### What to do:
Report how many lines hold the word "address"; give nothing but the number.

[Data items]

## START

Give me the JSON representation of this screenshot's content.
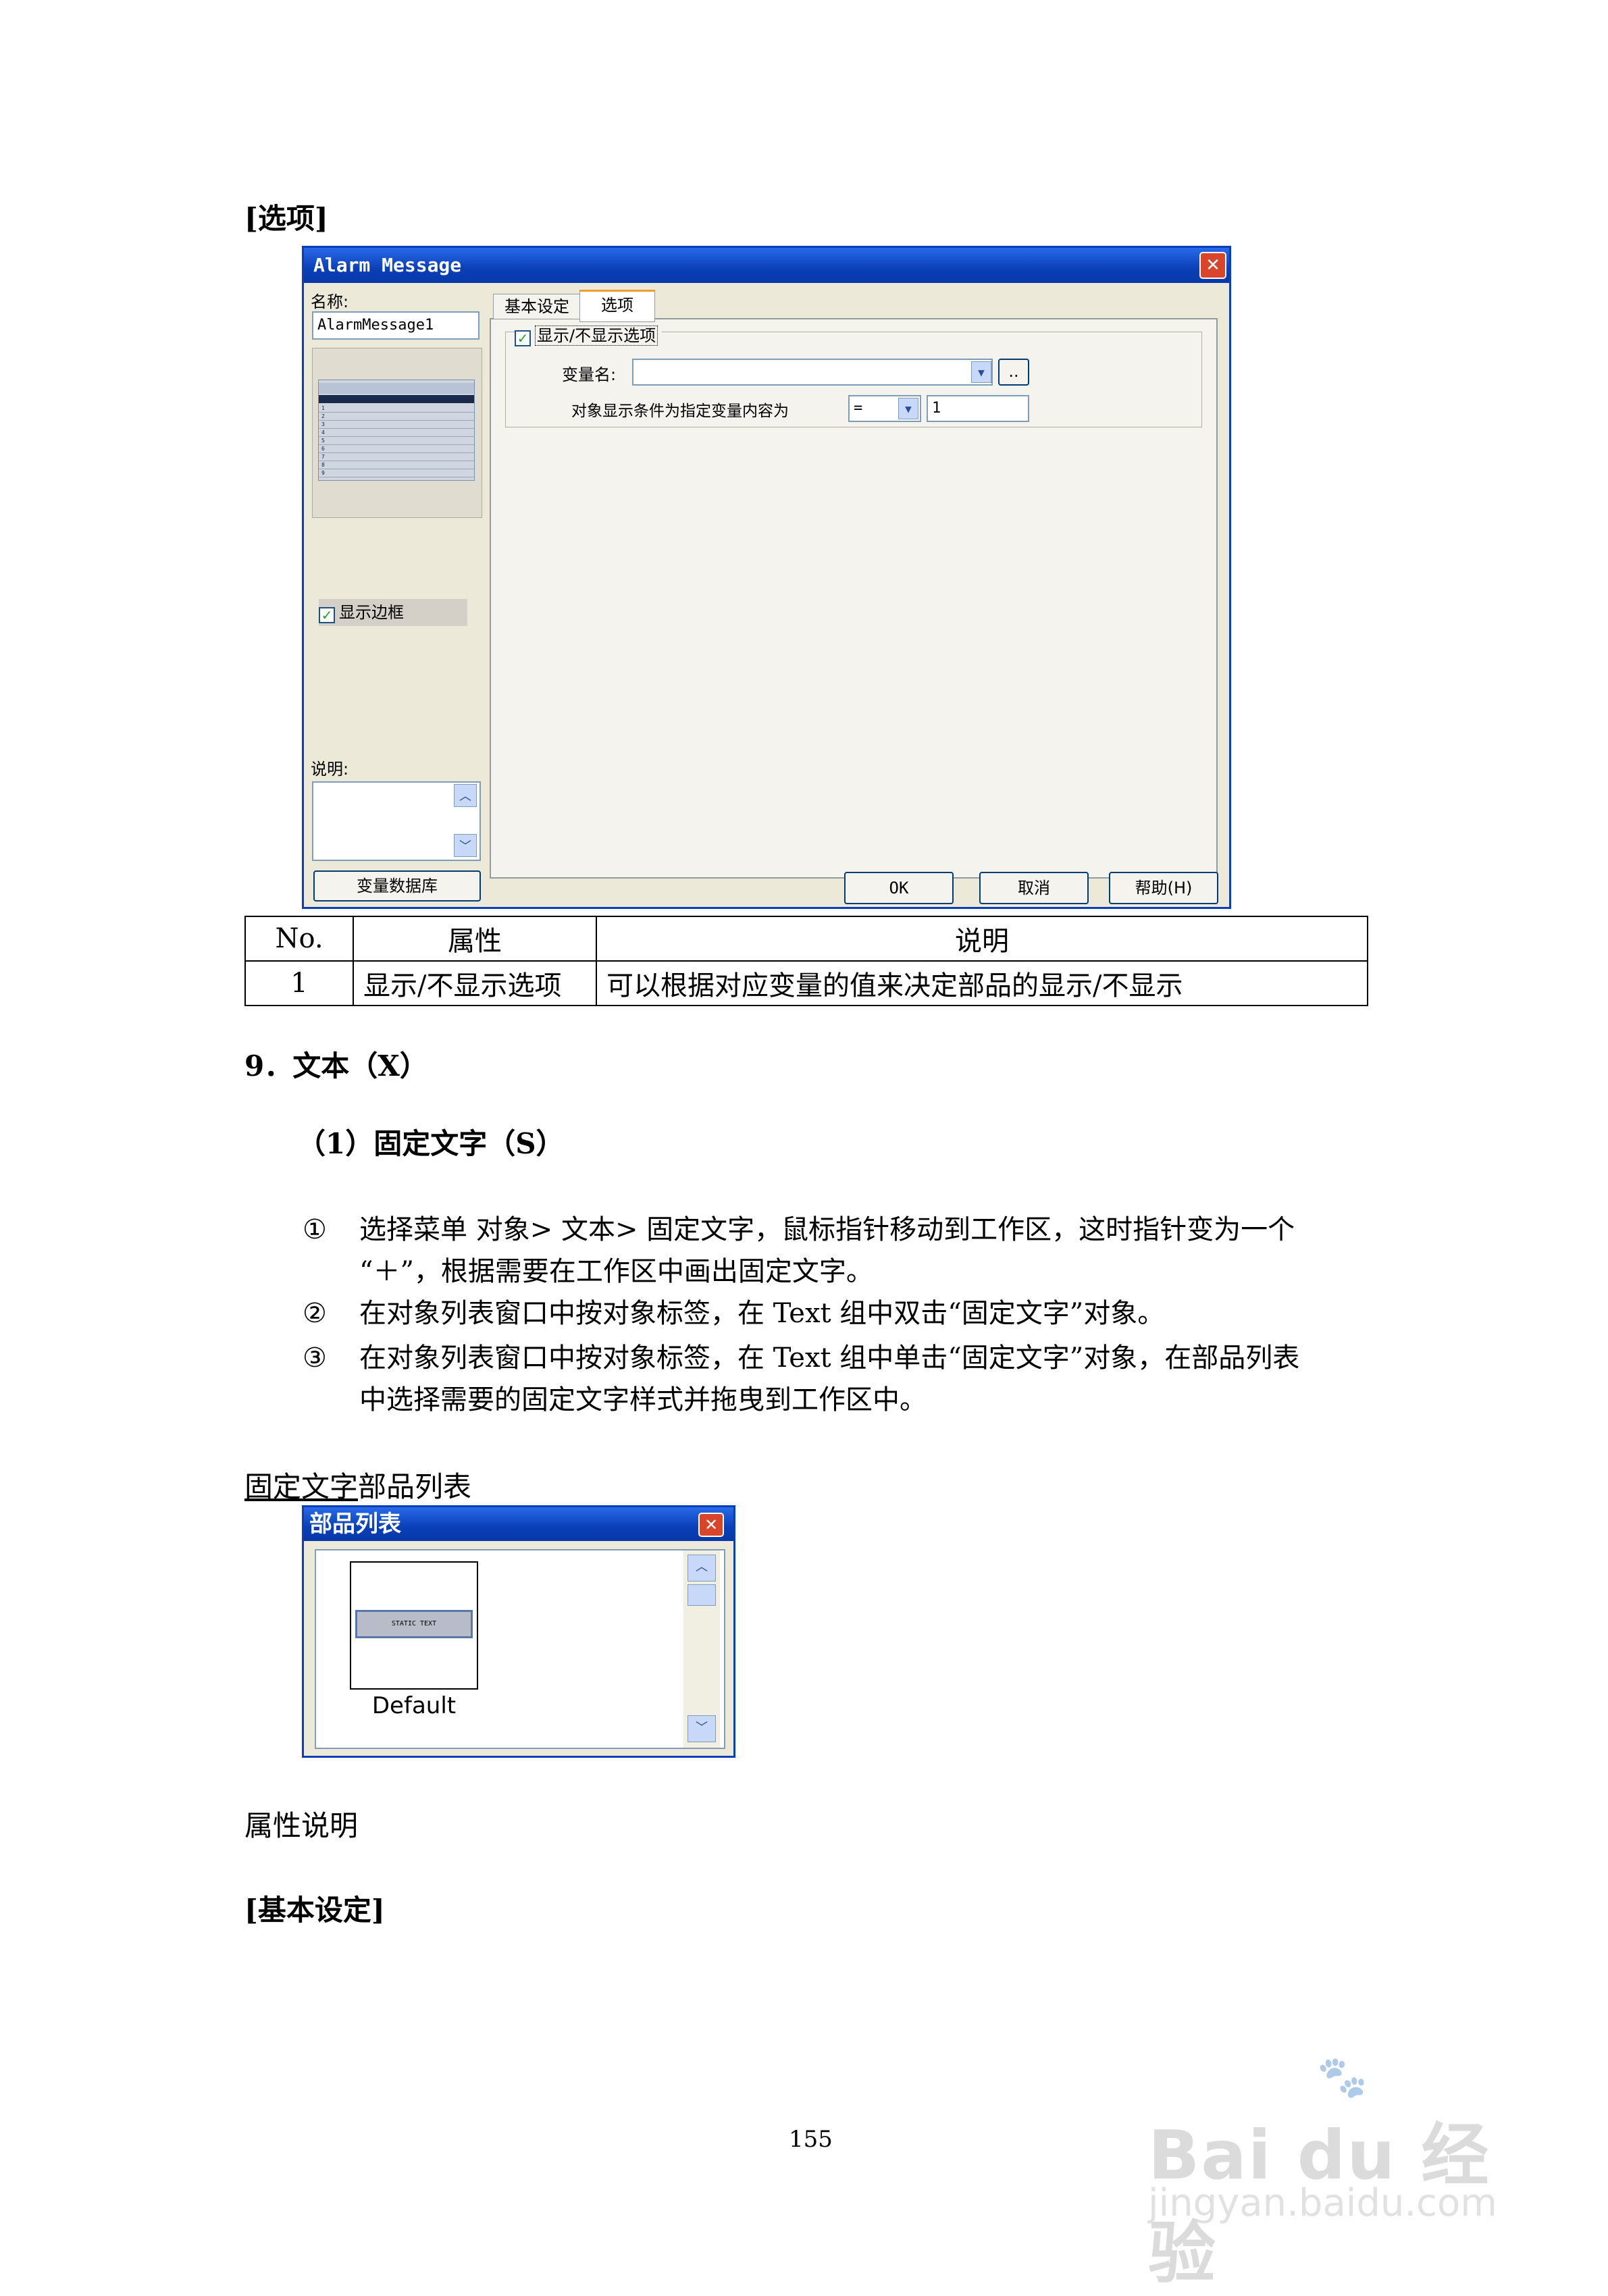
{
  "sections": {
    "options_heading": "[选项]",
    "text_heading": "9．文本（X）",
    "fixed_text_heading": "（1）固定文字（S）",
    "parts_list_label_u": "固定文字",
    "parts_list_label_rest": "部品列表",
    "attr_desc": "属性说明",
    "basic_setting": "[基本设定]"
  },
  "dialog": {
    "title": "Alarm Message",
    "name_label": "名称:",
    "name_value": "AlarmMessage1",
    "tab_basic": "基本设定",
    "tab_options": "选项",
    "show_option_check": "显示/不显示选项",
    "var_name_label": "变量名:",
    "var_browse": "..",
    "condition_label": "对象显示条件为指定变量内容为",
    "operator_value": "=",
    "condition_value": "1",
    "show_border_check": "显示边框",
    "desc_label": "说明:",
    "var_db_button": "变量数据库",
    "ok_button": "OK",
    "cancel_button": "取消",
    "help_button": "帮助(H)",
    "preview_rows": [
      "1",
      "2",
      "3",
      "4",
      "5",
      "6",
      "7",
      "8",
      "9"
    ]
  },
  "table": {
    "headers": [
      "No.",
      "属性",
      "说明"
    ],
    "rows": [
      [
        "1",
        "显示/不显示选项",
        "可以根据对应变量的值来决定部品的显示/不显示"
      ]
    ]
  },
  "steps": [
    {
      "num": "①",
      "line1": "选择菜单  对象>  文本>  固定文字，鼠标指针移动到工作区，这时指针变为一个",
      "line2": "“＋”，根据需要在工作区中画出固定文字。"
    },
    {
      "num": "②",
      "line1": "在对象列表窗口中按对象标签，在 Text 组中双击“固定文字”对象。",
      "line2": ""
    },
    {
      "num": "③",
      "line1": "在对象列表窗口中按对象标签，在 Text 组中单击“固定文字”对象，在部品列表",
      "line2": "中选择需要的固定文字样式并拖曳到工作区中。"
    }
  ],
  "parts_window": {
    "title": "部品列表",
    "item_text": "STATIC TEXT",
    "item_label": "Default"
  },
  "page_number": "155",
  "watermark": {
    "brand": "Bai du 经验",
    "url": "jingyan.baidu.com"
  }
}
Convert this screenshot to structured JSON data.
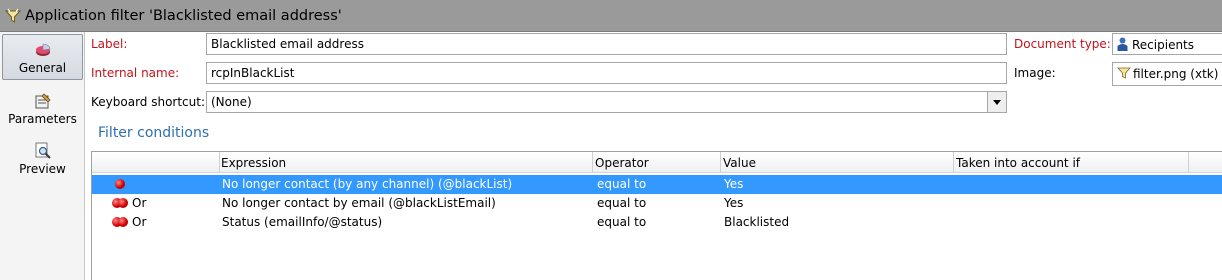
{
  "window": {
    "title": "Application filter 'Blacklisted email address'"
  },
  "sidebar": {
    "items": [
      {
        "label": "General",
        "icon": "pie-chart-icon",
        "active": true
      },
      {
        "label": "Parameters",
        "icon": "parameters-icon",
        "active": false
      },
      {
        "label": "Preview",
        "icon": "preview-magnifier-icon",
        "active": false
      }
    ]
  },
  "form": {
    "label": {
      "label": "Label:",
      "value": "Blacklisted email address"
    },
    "internal_name": {
      "label": "Internal name:",
      "value": "rcpInBlackList"
    },
    "keyboard_shortcut": {
      "label": "Keyboard shortcut:",
      "value": "(None)"
    },
    "document_type": {
      "label": "Document type:",
      "value": "Recipients"
    },
    "image": {
      "label": "Image:",
      "value": "filter.png (xtk)"
    }
  },
  "filter_conditions": {
    "title": "Filter conditions",
    "columns": [
      "Expression",
      "Operator",
      "Value",
      "Taken into account if"
    ],
    "rows": [
      {
        "prefix": "",
        "expression": "No longer contact (by any channel) (@blackList)",
        "operator": "equal to",
        "value": "Yes",
        "condition": "",
        "selected": true
      },
      {
        "prefix": "Or",
        "expression": "No longer contact by email (@blackListEmail)",
        "operator": "equal to",
        "value": "Yes",
        "condition": "",
        "selected": false
      },
      {
        "prefix": "Or",
        "expression": "Status (emailInfo/@status)",
        "operator": "equal to",
        "value": "Blacklisted",
        "condition": "",
        "selected": false
      }
    ]
  },
  "colors": {
    "required_label": "#c0141c",
    "section_title": "#2f6fb0",
    "selection": "#3399ff",
    "titlebar": "#9a9a9a"
  }
}
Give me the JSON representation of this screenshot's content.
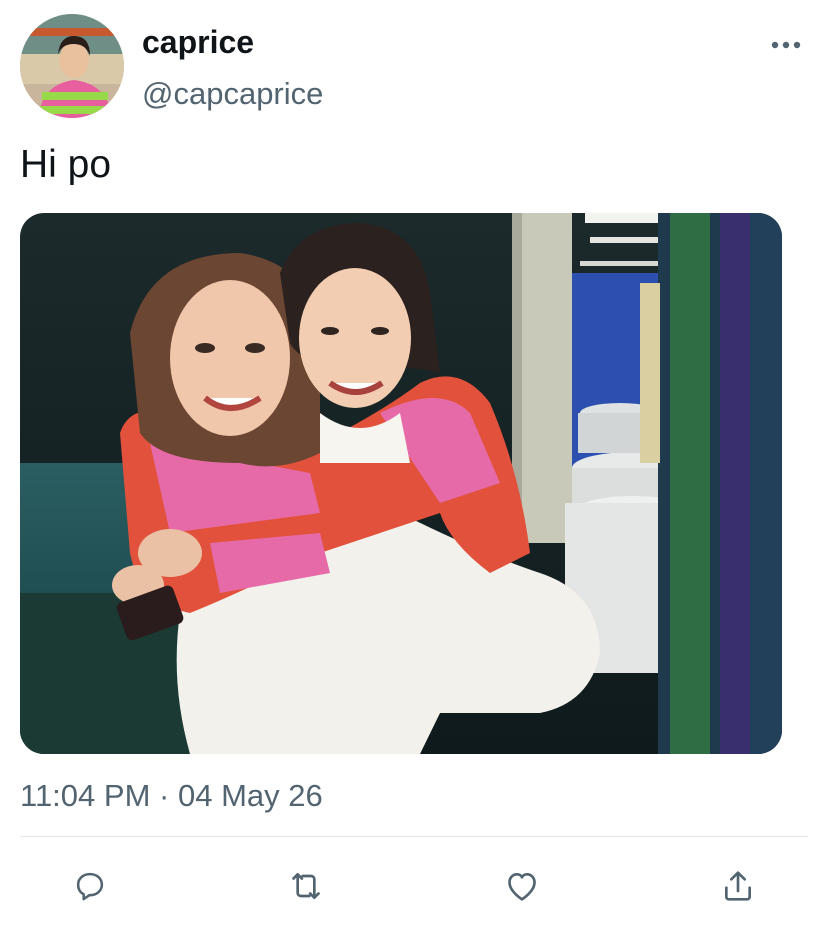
{
  "tweet": {
    "author": {
      "display_name": "caprice",
      "handle": "@capcaprice",
      "avatar": "profile-photo"
    },
    "text": "Hi po",
    "media": {
      "type": "photo",
      "description_icon": "photo"
    },
    "timestamp": {
      "time": "11:04 PM",
      "separator": "·",
      "date": "04 May 26"
    }
  },
  "header": {
    "more_icon": "more-horizontal-icon"
  },
  "actions": [
    {
      "name": "reply",
      "icon": "reply-icon"
    },
    {
      "name": "retweet",
      "icon": "retweet-icon"
    },
    {
      "name": "like",
      "icon": "heart-icon"
    },
    {
      "name": "share",
      "icon": "share-icon"
    }
  ],
  "colors": {
    "text_primary": "#0f1419",
    "text_secondary": "#536471",
    "icon": "#536471",
    "divider": "#e1e8ed"
  }
}
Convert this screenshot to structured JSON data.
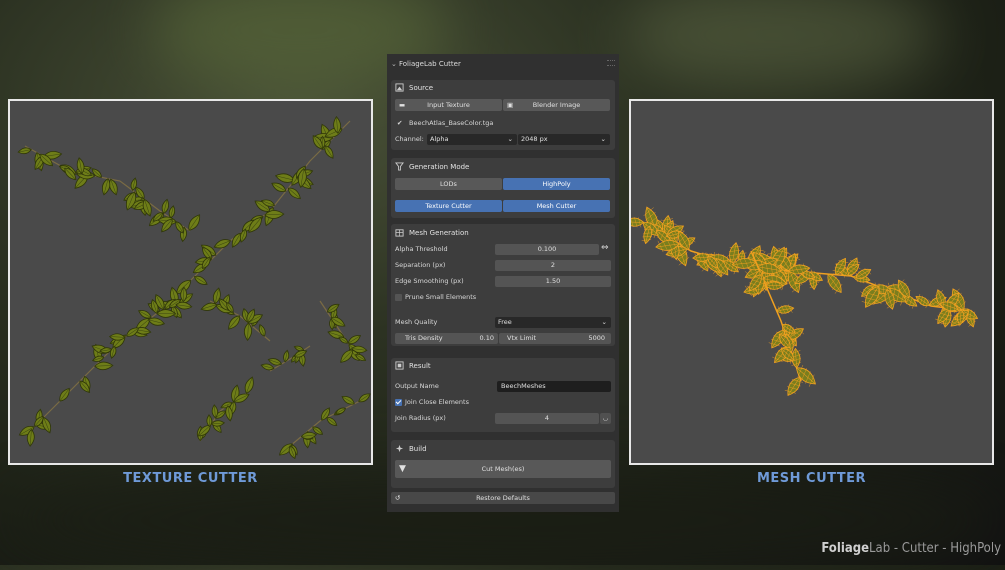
{
  "captions": {
    "left": "TEXTURE CUTTER",
    "right": "MESH CUTTER"
  },
  "watermark": {
    "brand_bold": "Foliage",
    "brand_rest": "Lab",
    "suffix": " - Cutter - HighPoly"
  },
  "panel": {
    "title": "FoliageLab Cutter",
    "source": {
      "header": "Source",
      "input_texture_label": "Input Texture",
      "blender_image_label": "Blender Image",
      "file_name": "BeechAtlas_BaseColor.tga",
      "channel_label": "Channel:",
      "channel_value": "Alpha",
      "resolution_value": "2048 px"
    },
    "generation_mode": {
      "header": "Generation Mode",
      "lods_label": "LODs",
      "highpoly_label": "HighPoly",
      "texture_cutter_label": "Texture Cutter",
      "mesh_cutter_label": "Mesh Cutter"
    },
    "mesh_generation": {
      "header": "Mesh Generation",
      "alpha_threshold_label": "Alpha Threshold",
      "alpha_threshold_value": "0.100",
      "separation_label": "Separation (px)",
      "separation_value": "2",
      "edge_smoothing_label": "Edge Smoothing (px)",
      "edge_smoothing_value": "1.50",
      "prune_label": "Prune Small Elements",
      "prune_checked": false,
      "mesh_quality_label": "Mesh Quality",
      "mesh_quality_value": "Free",
      "tris_density_label": "Tris Density",
      "tris_density_value": "0.10",
      "vtx_limit_label": "Vtx Limit",
      "vtx_limit_value": "5000"
    },
    "result": {
      "header": "Result",
      "output_name_label": "Output Name",
      "output_name_value": "BeechMeshes",
      "join_label": "Join Close Elements",
      "join_checked": true,
      "join_radius_label": "Join Radius (px)",
      "join_radius_value": "4"
    },
    "build": {
      "header": "Build",
      "cut_label": "Cut Mesh(es)"
    },
    "restore_label": "Restore Defaults"
  },
  "colors": {
    "accent": "#4772b3",
    "caption": "#6f9ad8",
    "panel_bg": "#303030",
    "leaf": "#6b7a1a",
    "wire": "#e89a1c"
  }
}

## END

### Result of this exercise:
2